(Figure data in JSON)
○ ○ ○ ○ ○

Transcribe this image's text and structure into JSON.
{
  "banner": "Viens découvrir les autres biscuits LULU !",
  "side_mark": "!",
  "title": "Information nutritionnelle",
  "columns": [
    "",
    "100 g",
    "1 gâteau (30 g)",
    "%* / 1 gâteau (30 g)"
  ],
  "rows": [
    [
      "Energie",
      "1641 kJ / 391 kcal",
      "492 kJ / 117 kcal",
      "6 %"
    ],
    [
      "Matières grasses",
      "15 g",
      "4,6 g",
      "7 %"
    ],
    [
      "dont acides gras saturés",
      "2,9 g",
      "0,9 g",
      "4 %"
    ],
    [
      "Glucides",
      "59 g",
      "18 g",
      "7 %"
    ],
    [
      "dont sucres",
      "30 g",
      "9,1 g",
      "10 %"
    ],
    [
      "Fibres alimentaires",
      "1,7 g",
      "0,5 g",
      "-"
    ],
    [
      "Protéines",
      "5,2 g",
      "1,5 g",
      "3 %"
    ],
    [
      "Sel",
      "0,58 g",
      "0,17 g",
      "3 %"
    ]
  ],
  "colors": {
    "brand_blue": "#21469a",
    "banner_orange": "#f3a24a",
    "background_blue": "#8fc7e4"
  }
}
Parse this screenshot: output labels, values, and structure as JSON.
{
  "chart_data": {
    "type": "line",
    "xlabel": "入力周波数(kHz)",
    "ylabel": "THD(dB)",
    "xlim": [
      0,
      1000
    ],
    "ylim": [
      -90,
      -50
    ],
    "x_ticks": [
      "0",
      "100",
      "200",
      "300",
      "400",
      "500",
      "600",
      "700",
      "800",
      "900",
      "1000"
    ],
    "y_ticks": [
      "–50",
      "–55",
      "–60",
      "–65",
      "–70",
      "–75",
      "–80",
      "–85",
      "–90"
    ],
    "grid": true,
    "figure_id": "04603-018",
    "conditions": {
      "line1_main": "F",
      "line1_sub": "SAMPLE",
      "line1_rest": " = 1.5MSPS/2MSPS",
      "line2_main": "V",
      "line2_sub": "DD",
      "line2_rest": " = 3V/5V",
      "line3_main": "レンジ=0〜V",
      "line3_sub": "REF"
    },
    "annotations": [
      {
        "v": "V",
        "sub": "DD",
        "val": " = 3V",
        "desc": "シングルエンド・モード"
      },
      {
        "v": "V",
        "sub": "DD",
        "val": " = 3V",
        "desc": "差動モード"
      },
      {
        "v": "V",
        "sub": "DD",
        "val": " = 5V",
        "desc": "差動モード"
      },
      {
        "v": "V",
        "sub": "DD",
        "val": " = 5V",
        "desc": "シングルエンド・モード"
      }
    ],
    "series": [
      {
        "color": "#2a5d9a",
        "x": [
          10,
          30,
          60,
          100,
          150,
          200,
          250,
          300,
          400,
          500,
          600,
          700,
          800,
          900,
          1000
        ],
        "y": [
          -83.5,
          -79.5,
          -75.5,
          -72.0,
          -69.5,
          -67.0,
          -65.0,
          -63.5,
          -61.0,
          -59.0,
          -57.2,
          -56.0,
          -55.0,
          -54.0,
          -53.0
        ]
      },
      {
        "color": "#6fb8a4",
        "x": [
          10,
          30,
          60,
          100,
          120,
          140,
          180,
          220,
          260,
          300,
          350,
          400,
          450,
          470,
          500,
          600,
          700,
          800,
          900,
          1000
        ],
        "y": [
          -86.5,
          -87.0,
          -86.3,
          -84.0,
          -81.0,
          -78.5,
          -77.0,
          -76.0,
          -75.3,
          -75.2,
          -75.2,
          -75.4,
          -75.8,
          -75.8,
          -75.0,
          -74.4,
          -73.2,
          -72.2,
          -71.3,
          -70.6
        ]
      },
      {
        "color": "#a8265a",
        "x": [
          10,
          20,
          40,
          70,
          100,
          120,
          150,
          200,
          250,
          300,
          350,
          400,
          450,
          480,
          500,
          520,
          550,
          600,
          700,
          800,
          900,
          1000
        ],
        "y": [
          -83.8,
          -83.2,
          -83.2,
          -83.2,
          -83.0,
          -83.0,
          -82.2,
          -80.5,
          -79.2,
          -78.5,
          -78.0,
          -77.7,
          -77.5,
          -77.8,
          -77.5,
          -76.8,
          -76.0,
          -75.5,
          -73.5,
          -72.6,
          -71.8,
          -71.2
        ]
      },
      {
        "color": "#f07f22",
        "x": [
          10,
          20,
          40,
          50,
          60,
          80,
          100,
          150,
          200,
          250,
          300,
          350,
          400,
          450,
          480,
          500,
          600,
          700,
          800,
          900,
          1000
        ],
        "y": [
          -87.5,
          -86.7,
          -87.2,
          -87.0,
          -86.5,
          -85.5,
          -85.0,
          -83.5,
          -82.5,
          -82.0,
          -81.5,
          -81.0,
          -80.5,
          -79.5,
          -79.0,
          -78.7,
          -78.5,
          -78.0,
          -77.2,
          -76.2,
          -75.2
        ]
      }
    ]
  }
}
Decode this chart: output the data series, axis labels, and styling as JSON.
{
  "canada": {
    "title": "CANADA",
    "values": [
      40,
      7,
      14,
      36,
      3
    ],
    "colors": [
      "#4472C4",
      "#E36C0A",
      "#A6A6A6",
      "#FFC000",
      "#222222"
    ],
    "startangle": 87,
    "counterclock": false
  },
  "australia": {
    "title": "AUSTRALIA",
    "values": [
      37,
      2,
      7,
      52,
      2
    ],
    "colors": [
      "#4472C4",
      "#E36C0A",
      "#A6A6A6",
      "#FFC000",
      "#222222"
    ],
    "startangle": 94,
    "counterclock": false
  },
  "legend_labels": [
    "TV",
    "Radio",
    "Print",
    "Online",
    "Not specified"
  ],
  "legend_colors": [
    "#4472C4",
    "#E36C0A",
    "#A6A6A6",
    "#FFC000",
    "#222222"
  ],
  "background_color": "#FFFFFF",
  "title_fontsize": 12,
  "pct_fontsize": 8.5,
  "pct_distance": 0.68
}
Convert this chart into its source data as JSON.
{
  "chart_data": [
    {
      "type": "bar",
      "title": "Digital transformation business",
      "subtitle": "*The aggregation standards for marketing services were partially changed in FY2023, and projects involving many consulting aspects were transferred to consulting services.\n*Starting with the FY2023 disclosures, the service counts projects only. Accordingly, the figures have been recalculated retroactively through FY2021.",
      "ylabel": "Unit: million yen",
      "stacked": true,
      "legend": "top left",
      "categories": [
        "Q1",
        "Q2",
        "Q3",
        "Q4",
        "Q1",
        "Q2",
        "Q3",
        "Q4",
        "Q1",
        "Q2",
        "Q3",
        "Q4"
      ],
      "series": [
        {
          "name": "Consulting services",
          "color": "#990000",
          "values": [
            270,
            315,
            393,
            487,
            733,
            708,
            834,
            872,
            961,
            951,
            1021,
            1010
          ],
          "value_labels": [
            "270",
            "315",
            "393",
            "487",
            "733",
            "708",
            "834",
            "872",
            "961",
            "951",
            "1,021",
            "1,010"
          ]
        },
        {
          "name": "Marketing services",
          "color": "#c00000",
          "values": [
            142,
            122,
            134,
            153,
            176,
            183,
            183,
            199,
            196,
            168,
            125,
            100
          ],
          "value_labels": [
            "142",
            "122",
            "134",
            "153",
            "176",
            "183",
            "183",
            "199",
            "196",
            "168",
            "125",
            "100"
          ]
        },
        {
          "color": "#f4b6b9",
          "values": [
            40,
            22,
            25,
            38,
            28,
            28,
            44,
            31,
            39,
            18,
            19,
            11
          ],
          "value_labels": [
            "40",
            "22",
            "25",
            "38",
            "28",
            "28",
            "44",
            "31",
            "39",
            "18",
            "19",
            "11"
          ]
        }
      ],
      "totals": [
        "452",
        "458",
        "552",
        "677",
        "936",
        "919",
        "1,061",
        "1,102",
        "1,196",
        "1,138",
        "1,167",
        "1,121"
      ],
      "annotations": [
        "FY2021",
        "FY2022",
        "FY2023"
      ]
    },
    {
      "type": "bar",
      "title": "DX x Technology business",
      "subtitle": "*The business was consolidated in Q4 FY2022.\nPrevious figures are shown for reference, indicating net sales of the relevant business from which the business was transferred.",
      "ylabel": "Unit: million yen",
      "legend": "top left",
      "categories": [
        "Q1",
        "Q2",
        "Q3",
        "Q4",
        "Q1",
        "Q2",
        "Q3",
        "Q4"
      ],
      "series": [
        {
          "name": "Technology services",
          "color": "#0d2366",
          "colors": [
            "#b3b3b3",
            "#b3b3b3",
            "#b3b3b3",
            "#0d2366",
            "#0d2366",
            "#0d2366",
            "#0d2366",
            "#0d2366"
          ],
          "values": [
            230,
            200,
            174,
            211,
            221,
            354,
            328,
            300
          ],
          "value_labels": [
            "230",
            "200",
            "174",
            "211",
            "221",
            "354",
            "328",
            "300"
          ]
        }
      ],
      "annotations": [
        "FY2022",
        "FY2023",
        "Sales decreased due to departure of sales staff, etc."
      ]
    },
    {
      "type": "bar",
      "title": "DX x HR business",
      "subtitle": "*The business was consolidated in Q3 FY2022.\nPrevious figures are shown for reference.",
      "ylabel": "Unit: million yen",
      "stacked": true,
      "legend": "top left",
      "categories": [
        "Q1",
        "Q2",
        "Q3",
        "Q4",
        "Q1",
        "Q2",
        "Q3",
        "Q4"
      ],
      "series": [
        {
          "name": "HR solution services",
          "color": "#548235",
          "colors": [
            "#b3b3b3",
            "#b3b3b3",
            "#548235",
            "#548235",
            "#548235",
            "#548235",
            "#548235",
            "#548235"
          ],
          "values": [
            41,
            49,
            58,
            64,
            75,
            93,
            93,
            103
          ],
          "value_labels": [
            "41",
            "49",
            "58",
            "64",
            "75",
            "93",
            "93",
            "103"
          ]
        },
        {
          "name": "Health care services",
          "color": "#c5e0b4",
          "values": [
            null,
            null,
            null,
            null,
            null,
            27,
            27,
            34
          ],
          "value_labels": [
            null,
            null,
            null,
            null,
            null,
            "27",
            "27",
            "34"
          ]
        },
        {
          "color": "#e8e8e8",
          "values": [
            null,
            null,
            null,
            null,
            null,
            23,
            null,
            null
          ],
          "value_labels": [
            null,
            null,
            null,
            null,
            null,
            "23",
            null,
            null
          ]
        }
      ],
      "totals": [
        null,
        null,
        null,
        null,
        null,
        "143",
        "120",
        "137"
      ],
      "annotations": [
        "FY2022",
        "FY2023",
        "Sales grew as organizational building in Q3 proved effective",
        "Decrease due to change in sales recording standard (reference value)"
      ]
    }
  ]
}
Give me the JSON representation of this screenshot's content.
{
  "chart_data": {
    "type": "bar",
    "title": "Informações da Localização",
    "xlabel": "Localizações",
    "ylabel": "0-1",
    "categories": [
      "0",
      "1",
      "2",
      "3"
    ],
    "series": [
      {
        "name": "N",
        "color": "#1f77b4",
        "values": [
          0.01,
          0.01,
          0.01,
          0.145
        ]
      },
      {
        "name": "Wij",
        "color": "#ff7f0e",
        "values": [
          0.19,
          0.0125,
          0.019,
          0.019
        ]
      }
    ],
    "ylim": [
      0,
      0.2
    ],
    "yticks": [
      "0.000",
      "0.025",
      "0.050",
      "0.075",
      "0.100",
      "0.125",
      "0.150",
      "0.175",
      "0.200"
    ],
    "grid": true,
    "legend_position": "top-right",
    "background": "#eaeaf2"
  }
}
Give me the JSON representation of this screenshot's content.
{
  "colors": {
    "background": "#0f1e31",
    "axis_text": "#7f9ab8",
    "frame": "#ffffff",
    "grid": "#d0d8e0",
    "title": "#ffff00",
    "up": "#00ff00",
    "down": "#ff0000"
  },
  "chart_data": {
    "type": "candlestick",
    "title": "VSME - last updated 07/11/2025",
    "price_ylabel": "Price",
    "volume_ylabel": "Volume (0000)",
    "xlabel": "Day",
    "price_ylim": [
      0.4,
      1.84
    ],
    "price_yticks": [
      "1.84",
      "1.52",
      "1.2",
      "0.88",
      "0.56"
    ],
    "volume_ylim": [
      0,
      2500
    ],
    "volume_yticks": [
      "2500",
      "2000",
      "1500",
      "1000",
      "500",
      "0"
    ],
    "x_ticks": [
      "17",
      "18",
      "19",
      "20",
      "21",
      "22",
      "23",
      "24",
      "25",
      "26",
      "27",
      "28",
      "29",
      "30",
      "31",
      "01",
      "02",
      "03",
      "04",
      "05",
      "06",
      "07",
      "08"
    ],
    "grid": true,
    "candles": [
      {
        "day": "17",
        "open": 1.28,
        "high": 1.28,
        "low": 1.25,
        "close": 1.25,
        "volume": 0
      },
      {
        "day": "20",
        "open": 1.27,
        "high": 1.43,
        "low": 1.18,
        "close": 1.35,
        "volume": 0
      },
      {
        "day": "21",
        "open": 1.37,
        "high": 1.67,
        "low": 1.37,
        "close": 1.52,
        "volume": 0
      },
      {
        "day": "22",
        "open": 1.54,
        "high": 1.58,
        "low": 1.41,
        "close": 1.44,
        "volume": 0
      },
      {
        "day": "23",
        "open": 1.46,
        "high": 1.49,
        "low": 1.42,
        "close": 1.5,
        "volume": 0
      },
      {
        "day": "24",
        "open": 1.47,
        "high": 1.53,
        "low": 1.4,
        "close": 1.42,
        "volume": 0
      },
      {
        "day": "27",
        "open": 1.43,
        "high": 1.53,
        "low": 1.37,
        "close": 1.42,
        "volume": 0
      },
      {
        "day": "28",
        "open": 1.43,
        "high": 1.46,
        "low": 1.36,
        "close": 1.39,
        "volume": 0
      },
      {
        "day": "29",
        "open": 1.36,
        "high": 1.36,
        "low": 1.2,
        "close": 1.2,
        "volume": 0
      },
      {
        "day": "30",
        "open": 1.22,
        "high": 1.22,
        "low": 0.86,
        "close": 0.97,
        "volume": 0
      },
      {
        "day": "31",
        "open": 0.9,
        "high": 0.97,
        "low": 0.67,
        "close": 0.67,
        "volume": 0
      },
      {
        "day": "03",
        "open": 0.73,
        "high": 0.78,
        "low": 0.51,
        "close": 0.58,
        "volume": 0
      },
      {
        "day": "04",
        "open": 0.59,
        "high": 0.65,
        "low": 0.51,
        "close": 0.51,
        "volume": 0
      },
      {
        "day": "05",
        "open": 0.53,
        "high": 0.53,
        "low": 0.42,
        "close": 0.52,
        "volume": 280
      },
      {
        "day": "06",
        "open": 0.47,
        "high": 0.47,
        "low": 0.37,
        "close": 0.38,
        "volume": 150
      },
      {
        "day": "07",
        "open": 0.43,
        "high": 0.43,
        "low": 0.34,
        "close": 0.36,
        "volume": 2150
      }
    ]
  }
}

○ ○ ○ ○ ○

* _Prompt_
Look through the entries above. Extract each line with the word "structure".

* _In response_
Transcribe this image's text and structure into JSON.
Parse this screenshot: output labels, values, and structure as JSON.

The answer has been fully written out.